• **What is being asked**
Copy every record below exactly.

• **Data extract**
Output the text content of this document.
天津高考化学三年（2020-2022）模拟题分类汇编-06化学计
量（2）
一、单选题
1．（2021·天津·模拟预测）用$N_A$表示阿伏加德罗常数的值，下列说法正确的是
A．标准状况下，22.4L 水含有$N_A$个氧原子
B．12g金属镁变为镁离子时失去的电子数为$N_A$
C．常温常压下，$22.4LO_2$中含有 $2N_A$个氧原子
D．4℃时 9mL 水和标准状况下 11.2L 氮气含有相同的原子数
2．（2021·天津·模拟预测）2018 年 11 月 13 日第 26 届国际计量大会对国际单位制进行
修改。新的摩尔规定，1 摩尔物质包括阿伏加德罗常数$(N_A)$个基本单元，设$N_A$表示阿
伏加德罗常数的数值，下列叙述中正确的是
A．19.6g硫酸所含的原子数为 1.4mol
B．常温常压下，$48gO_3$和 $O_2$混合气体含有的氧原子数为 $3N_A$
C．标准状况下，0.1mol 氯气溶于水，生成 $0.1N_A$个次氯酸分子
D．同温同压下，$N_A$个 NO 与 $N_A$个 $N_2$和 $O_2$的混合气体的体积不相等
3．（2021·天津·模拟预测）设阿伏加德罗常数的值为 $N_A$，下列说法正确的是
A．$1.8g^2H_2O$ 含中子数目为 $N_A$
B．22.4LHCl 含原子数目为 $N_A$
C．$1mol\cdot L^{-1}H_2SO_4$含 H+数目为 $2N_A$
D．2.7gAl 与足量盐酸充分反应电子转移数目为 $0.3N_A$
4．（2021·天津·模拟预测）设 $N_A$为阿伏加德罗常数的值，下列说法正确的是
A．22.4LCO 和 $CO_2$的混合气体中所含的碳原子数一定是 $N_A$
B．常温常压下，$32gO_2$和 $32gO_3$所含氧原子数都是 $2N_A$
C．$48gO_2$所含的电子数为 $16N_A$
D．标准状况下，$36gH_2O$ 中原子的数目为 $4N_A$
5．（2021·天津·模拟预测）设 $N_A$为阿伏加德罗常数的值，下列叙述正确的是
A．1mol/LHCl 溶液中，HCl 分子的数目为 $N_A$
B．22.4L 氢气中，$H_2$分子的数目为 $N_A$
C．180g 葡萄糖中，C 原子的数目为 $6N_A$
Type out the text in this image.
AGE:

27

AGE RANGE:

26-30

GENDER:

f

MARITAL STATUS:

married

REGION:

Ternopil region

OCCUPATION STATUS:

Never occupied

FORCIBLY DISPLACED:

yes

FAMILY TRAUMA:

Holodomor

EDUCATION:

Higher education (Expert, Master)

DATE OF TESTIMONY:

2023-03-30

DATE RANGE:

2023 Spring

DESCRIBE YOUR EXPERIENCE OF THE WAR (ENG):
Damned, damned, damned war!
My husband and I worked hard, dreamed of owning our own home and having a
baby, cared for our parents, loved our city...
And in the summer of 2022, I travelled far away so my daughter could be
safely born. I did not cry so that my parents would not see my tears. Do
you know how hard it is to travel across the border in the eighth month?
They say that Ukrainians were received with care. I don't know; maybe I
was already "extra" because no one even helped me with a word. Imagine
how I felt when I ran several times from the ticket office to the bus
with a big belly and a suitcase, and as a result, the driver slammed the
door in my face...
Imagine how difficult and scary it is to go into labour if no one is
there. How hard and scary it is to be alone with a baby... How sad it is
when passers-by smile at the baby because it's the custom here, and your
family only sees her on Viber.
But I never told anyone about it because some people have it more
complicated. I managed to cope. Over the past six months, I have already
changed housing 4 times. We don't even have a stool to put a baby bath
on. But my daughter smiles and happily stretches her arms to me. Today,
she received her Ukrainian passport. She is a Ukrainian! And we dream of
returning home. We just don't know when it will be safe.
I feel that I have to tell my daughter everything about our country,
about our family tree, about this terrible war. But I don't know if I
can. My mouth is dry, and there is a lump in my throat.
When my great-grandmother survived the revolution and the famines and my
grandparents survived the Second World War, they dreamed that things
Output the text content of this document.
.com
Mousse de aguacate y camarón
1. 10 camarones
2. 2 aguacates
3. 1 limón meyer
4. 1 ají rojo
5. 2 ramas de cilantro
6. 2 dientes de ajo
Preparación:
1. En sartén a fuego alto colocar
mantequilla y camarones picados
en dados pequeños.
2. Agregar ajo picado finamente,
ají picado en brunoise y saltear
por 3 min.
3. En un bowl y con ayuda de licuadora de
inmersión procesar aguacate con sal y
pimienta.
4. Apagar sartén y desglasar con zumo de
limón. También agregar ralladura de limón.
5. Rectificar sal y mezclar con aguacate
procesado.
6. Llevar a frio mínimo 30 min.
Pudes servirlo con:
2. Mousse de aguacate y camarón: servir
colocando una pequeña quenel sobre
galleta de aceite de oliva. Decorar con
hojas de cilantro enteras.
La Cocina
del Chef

• **In response**
Output the text content of this document.
天津高考化学三年（2020-2022）模拟题分类汇编-06化学计
量（2）
一、单选题
1．（2021·天津·模拟预测）用$N_A$表示阿伏加德罗常数的值，下列说法正确的是
A．标准状况下，22.4L 水含有$N_A$个氧原子
B．12g金属镁变为镁离子时失去的电子数为$N_A$
C．常温常压下，$22.4LO_2$中含有 $2N_A$个氧原子
D．4℃时 9mL 水和标准状况下 11.2L 氮气含有相同的原子数
2．（2021·天津·模拟预测）2018 年 11 月 13 日第 26 届国际计量大会对国际单位制进行
修改。新的摩尔规定，1 摩尔物质包括阿伏加德罗常数$(N_A)$个基本单元，设$N_A$表示阿
伏加德罗常数的数值，下列叙述中正确的是
A．19.6g硫酸所含的原子数为 1.4mol
B．常温常压下，$48gO_3$和 $O_2$混合气体含有的氧原子数为 $3N_A$
C．标准状况下，0.1mol 氯气溶于水，生成 $0.1N_A$个次氯酸分子
D．同温同压下，$N_A$个 NO 与 $N_A$个 $N_2$和 $O_2$的混合气体的体积不相等
3．（2021·天津·模拟预测）设阿伏加德罗常数的值为 $N_A$，下列说法正确的是
A．$1.8g^2H_2O$ 含中子数目为 $N_A$
B．22.4LHCl 含原子数目为 $N_A$
C．$1mol\cdot L^{-1}H_2SO_4$含 H+数目为 $2N_A$
D．2.7gAl 与足量盐酸充分反应电子转移数目为 $0.3N_A$
4．（2021·天津·模拟预测）设 $N_A$为阿伏加德罗常数的值，下列说法正确的是
A．22.4LCO 和 $CO_2$的混合气体中所含的碳原子数一定是 $N_A$
B．常温常压下，$32gO_2$和 $32gO_3$所含氧原子数都是 $2N_A$
C．$48gO_2$所含的电子数为 $16N_A$
D．标准状况下，$36gH_2O$ 中原子的数目为 $4N_A$
5．（2021·天津·模拟预测）设 $N_A$为阿伏加德罗常数的值，下列叙述正确的是
A．1mol/LHCl 溶液中，HCl 分子的数目为 $N_A$
B．22.4L 氢气中，$H_2$分子的数目为 $N_A$
C．180g 葡萄糖中，C 原子的数目为 $6N_A$
Type out the text in this image.
AGE:

27

AGE RANGE:

26-30

GENDER:

f

MARITAL STATUS:

married

REGION:

Ternopil region

OCCUPATION STATUS:

Never occupied

FORCIBLY DISPLACED:

yes

FAMILY TRAUMA:

Holodomor

EDUCATION:

Higher education (Expert, Master)

DATE OF TESTIMONY:

2023-03-30

DATE RANGE:

2023 Spring

DESCRIBE YOUR EXPERIENCE OF THE WAR (ENG):
Damned, damned, damned war!
My husband and I worked hard, dreamed of owning our own home and having a
baby, cared for our parents, loved our city...
And in the summer of 2022, I travelled far away so my daughter could be
safely born. I did not cry so that my parents would not see my tears. Do
you know how hard it is to travel across the border in the eighth month?
They say that Ukrainians were received with care. I don't know; maybe I
was already "extra" because no one even helped me with a word. Imagine
how I felt when I ran several times from the ticket office to the bus
with a big belly and a suitcase, and as a result, the driver slammed the
door in my face...
Imagine how difficult and scary it is to go into labour if no one is
there. How hard and scary it is to be alone with a baby... How sad it is
when passers-by smile at the baby because it's the custom here, and your
family only sees her on Viber.
But I never told anyone about it because some people have it more
complicated. I managed to cope. Over the past six months, I have already
changed housing 4 times. We don't even have a stool to put a baby bath
on. But my daughter smiles and happily stretches her arms to me. Today,
she received her Ukrainian passport. She is a Ukrainian! And we dream of
returning home. We just don't know when it will be safe.
I feel that I have to tell my daughter everything about our country,
about our family tree, about this terrible war. But I don't know if I
can. My mouth is dry, and there is a lump in my throat.
When my great-grandmother survived the revolution and the famines and my
grandparents survived the Second World War, they dreamed that things
Output the text content of this document.
.com
Mousse de aguacate y camarón
1. 10 camarones
2. 2 aguacates
3. 1 limón meyer
4. 1 ají rojo
5. 2 ramas de cilantro
6. 2 dientes de ajo
Preparación:
1. En sartén a fuego alto colocar
mantequilla y camarones picados
en dados pequeños.
2. Agregar ajo picado finamente,
ají picado en brunoise y saltear
por 3 min.
3. En un bowl y con ayuda de licuadora de
inmersión procesar aguacate con sal y
pimienta.
4. Apagar sartén y desglasar con zumo de
limón. También agregar ralladura de limón.
5. Rectificar sal y mezclar con aguacate
procesado.
6. Llevar a frio mínimo 30 min.
Pudes servirlo con:
2. Mousse de aguacate y camarón: servir
colocando una pequeña quenel sobre
galleta de aceite de oliva. Decorar con
hojas de cilantro enteras.
La Cocina
del Chef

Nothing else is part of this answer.